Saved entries
==================================================
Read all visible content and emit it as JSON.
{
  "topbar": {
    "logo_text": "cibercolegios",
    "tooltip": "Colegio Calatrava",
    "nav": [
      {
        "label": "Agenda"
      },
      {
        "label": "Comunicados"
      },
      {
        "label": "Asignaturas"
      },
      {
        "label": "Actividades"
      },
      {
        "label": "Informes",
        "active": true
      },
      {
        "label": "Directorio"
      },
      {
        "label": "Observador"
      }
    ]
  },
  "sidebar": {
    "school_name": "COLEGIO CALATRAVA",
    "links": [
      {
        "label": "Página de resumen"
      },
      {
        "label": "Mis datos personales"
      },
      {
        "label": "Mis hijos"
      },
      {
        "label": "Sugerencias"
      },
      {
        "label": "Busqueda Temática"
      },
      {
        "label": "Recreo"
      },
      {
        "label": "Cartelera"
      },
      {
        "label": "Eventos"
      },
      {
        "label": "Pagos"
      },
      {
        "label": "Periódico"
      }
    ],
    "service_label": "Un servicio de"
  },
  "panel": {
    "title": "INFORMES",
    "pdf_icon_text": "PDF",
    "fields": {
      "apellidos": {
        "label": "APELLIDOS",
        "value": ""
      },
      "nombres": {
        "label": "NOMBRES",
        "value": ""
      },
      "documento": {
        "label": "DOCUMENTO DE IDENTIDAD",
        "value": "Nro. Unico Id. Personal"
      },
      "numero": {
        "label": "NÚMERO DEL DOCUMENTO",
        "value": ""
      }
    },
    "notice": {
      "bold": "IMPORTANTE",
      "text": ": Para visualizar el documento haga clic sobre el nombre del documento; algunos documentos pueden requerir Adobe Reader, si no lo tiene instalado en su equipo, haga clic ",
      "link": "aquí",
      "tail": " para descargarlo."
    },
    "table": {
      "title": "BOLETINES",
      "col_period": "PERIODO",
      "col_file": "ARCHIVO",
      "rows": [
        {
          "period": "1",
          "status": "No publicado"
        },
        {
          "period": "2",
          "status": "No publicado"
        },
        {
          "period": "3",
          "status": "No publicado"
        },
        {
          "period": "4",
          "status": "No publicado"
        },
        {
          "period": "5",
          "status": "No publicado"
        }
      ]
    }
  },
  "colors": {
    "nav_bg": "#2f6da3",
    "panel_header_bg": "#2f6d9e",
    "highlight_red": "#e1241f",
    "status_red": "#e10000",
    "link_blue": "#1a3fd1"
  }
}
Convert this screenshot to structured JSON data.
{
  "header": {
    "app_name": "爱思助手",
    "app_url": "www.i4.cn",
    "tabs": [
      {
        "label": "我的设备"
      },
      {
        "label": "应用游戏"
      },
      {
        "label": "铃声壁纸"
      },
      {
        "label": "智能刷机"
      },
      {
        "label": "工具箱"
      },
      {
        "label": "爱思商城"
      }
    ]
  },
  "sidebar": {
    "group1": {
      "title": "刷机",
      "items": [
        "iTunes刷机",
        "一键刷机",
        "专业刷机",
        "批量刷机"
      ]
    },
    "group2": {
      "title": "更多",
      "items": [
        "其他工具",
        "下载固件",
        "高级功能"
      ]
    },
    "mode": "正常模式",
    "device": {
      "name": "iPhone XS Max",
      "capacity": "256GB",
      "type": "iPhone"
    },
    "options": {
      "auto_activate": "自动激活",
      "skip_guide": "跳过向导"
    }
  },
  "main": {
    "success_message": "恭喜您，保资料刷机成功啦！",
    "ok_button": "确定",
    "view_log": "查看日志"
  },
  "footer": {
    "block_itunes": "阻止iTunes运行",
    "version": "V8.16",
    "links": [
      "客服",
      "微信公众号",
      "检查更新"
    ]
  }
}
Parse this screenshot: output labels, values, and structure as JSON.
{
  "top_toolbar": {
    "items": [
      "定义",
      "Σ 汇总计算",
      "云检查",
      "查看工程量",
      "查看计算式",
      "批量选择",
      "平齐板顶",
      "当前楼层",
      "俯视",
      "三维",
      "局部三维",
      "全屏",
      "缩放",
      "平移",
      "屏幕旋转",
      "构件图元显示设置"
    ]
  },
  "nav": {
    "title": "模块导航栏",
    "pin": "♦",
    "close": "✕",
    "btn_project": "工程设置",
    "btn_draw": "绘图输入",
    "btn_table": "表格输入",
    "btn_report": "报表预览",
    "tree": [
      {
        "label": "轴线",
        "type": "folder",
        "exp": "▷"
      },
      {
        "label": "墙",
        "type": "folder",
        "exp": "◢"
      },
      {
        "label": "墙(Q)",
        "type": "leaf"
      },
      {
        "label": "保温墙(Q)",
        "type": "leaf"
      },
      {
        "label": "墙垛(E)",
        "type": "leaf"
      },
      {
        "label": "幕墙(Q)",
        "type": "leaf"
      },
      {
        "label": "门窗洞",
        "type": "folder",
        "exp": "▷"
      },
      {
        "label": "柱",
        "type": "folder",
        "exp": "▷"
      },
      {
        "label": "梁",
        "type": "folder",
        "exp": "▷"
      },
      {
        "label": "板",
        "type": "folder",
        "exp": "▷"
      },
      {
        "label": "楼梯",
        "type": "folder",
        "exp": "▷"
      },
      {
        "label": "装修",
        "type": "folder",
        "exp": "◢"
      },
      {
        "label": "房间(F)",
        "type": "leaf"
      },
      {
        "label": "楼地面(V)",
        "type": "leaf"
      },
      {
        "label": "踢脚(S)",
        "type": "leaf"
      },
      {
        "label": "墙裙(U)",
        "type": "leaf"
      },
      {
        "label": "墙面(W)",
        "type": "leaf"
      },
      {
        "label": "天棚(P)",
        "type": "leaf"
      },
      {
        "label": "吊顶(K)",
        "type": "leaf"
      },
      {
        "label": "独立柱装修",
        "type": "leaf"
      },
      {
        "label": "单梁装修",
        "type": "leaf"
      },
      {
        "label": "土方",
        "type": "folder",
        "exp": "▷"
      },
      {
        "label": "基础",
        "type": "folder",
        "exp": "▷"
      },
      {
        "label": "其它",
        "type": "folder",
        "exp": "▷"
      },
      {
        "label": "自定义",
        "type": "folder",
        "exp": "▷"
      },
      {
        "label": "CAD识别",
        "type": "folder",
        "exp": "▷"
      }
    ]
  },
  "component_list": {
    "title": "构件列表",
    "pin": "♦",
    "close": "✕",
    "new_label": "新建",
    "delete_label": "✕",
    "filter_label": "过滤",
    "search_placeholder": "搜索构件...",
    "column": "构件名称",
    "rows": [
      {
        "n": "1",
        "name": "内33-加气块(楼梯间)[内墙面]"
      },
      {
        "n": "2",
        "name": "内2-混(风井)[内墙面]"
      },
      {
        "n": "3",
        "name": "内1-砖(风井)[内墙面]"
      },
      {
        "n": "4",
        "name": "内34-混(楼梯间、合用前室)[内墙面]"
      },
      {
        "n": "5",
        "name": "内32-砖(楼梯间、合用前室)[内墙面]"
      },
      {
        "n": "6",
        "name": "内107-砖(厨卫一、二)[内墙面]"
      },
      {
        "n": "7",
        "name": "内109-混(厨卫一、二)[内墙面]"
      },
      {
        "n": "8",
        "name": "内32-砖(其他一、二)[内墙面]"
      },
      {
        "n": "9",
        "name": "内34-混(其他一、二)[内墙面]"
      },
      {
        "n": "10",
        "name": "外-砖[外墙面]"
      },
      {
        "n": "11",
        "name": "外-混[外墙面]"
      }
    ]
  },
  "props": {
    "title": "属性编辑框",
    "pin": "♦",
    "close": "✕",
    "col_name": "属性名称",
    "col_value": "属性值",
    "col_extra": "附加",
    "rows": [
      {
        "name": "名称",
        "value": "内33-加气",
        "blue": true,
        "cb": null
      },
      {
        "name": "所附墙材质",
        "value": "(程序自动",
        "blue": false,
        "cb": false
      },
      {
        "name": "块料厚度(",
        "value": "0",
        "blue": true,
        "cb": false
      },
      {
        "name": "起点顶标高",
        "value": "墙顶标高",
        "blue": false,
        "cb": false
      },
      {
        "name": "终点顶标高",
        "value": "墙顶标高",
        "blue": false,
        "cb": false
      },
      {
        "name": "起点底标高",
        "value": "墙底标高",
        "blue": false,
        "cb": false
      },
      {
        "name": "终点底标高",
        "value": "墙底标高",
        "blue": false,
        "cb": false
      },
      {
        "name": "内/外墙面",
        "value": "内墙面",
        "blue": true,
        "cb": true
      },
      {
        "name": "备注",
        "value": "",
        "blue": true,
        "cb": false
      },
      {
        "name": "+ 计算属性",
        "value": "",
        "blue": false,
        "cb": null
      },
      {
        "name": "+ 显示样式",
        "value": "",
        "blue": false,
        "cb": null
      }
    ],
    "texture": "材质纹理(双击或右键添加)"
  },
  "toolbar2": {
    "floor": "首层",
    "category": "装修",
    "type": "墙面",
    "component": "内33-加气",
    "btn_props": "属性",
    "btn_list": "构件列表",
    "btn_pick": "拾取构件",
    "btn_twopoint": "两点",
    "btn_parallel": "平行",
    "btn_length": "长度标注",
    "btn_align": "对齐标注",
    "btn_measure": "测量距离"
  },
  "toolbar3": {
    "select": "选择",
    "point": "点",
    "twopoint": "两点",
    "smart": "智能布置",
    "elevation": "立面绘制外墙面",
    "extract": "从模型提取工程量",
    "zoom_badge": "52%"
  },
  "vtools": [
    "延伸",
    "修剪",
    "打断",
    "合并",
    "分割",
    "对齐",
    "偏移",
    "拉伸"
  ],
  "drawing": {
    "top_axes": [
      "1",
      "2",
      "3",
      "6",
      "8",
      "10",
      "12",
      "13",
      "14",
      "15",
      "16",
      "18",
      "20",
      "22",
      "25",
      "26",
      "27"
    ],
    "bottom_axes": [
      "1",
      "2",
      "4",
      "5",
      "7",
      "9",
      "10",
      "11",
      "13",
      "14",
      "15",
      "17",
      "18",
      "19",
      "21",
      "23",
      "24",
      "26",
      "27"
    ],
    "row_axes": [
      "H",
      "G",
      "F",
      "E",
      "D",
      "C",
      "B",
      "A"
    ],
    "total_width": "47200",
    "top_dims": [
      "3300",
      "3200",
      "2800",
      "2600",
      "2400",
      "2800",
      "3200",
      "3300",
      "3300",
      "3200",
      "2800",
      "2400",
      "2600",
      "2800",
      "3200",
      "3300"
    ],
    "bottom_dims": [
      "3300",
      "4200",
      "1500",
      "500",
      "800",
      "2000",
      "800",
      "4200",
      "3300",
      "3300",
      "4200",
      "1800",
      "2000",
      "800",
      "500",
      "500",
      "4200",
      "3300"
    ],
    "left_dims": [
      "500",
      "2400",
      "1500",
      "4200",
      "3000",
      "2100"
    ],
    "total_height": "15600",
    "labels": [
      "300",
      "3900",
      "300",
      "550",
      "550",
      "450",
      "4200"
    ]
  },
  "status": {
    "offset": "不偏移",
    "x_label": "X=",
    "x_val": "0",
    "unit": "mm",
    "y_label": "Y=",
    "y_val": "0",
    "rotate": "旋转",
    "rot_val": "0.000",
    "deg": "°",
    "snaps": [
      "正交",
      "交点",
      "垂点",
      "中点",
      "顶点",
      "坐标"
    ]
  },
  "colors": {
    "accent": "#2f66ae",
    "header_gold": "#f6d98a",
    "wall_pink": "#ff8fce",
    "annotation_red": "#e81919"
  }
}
==================================================
§ **Job**:
Identify the lines that contain the string "labels", and copy every one of them.

§ **Exercise solution**:
Parse this screenshot: output labels, values, and structure as JSON.
    "labels": [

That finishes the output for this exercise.